- **Goal**
Your task is to copy each line that has the word "temperature".

- **Record extracts**
***

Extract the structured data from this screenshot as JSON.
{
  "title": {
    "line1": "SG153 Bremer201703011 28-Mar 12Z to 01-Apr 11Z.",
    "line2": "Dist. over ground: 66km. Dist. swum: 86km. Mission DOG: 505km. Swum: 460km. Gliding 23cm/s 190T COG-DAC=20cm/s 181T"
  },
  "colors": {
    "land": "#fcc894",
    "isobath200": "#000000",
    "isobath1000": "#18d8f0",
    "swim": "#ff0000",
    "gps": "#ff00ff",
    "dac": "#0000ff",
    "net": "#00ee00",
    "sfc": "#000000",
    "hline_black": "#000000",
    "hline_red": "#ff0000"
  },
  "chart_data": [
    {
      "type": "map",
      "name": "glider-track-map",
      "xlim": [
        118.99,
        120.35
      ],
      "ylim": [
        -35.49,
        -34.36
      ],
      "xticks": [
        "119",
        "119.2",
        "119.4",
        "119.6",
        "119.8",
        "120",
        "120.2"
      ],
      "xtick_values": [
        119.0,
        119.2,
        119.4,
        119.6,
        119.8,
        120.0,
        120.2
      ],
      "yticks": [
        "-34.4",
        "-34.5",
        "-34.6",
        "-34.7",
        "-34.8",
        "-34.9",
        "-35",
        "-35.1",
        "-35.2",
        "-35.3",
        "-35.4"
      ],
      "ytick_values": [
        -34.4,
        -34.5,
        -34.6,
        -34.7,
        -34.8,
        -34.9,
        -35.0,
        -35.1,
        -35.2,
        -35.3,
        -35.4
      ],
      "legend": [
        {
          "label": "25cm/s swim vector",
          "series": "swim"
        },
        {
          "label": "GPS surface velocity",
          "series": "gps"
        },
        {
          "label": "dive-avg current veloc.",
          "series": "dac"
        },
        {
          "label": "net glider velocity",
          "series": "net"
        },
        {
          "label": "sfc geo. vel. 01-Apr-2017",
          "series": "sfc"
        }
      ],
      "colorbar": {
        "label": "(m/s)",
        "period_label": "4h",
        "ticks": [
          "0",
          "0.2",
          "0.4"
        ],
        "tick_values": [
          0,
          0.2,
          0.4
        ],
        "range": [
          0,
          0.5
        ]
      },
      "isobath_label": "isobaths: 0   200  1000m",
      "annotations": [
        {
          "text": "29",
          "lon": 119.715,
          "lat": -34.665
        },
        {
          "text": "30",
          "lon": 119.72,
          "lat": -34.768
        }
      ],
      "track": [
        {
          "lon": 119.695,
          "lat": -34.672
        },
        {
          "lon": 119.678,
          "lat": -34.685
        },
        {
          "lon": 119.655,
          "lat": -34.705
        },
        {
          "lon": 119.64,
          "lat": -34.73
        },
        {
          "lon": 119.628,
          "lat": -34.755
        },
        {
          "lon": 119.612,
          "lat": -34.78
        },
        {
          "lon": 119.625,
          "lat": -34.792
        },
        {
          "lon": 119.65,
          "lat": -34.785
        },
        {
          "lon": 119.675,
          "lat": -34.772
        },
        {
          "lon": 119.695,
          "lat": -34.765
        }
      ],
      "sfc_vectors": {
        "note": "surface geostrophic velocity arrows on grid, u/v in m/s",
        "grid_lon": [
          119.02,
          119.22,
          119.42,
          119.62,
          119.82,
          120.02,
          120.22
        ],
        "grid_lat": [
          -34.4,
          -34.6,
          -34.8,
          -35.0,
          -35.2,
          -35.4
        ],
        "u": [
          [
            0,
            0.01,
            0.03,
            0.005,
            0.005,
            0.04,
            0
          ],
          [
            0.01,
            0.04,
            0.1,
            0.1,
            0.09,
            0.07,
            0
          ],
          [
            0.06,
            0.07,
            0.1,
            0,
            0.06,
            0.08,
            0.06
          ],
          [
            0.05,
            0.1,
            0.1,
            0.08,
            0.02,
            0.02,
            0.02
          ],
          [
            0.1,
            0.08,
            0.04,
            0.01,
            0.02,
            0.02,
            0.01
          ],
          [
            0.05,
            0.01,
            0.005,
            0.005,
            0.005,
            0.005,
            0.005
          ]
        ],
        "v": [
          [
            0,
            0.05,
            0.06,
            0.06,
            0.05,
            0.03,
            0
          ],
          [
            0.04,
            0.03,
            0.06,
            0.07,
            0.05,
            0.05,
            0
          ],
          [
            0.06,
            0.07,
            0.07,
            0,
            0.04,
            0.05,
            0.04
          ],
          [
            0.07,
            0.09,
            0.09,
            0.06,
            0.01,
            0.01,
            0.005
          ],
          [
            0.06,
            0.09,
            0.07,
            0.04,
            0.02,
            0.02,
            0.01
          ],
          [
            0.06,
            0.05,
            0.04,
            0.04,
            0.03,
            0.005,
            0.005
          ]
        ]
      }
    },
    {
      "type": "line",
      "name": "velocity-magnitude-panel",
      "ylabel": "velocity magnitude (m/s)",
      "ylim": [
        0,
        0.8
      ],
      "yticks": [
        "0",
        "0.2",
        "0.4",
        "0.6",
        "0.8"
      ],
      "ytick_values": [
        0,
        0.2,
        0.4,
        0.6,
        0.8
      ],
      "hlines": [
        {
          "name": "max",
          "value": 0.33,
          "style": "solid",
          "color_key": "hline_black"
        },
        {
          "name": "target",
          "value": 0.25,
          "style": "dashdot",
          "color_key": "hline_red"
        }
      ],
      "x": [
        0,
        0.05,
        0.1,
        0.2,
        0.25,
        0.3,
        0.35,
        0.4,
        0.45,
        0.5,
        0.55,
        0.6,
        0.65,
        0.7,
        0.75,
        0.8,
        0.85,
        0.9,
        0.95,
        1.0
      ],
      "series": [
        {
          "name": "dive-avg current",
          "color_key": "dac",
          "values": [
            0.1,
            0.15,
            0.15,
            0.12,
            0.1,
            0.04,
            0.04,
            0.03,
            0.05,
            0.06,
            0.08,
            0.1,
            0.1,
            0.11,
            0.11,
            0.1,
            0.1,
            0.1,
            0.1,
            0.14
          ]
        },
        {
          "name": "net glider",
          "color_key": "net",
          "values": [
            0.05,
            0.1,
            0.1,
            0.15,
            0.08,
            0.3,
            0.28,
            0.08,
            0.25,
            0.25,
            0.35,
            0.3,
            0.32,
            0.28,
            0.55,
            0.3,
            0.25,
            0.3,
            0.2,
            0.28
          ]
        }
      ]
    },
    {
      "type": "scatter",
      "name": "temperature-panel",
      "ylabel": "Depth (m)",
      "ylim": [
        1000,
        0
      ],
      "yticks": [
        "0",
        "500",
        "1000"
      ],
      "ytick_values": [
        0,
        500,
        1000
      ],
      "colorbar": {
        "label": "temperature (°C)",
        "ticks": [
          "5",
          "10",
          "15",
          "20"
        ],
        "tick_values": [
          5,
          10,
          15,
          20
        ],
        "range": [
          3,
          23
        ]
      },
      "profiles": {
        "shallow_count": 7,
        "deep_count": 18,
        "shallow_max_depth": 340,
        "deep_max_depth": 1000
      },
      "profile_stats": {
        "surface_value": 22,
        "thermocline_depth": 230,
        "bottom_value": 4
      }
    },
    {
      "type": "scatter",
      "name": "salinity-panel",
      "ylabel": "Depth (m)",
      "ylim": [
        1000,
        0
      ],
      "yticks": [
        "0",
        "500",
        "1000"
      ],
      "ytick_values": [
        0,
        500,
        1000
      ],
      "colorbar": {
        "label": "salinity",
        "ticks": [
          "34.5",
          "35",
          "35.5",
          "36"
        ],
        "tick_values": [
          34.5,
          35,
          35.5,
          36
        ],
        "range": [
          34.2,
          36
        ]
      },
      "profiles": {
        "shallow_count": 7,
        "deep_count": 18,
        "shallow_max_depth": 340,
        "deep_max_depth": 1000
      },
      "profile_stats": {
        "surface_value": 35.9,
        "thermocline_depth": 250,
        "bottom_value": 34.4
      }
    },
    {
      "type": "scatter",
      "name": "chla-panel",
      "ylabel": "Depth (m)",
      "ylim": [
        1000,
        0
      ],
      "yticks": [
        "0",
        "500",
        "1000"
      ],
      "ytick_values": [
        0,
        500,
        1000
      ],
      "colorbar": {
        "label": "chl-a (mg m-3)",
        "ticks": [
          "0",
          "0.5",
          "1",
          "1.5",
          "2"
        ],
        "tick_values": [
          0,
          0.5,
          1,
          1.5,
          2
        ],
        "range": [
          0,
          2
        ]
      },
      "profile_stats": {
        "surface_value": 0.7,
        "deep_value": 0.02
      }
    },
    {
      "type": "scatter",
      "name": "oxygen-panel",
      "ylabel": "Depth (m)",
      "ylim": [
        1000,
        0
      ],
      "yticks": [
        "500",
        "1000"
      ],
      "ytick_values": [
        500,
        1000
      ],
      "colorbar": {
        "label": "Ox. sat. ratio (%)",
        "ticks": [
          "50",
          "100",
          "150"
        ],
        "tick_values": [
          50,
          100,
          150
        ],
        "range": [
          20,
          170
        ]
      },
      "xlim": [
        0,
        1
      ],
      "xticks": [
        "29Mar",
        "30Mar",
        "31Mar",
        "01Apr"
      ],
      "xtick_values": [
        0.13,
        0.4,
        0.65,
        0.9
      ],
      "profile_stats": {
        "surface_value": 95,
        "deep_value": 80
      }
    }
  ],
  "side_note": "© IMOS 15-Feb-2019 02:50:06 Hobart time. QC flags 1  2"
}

***

- **Solution for this task**
      "name": "temperature-panel",
        "label": "temperature (°C)",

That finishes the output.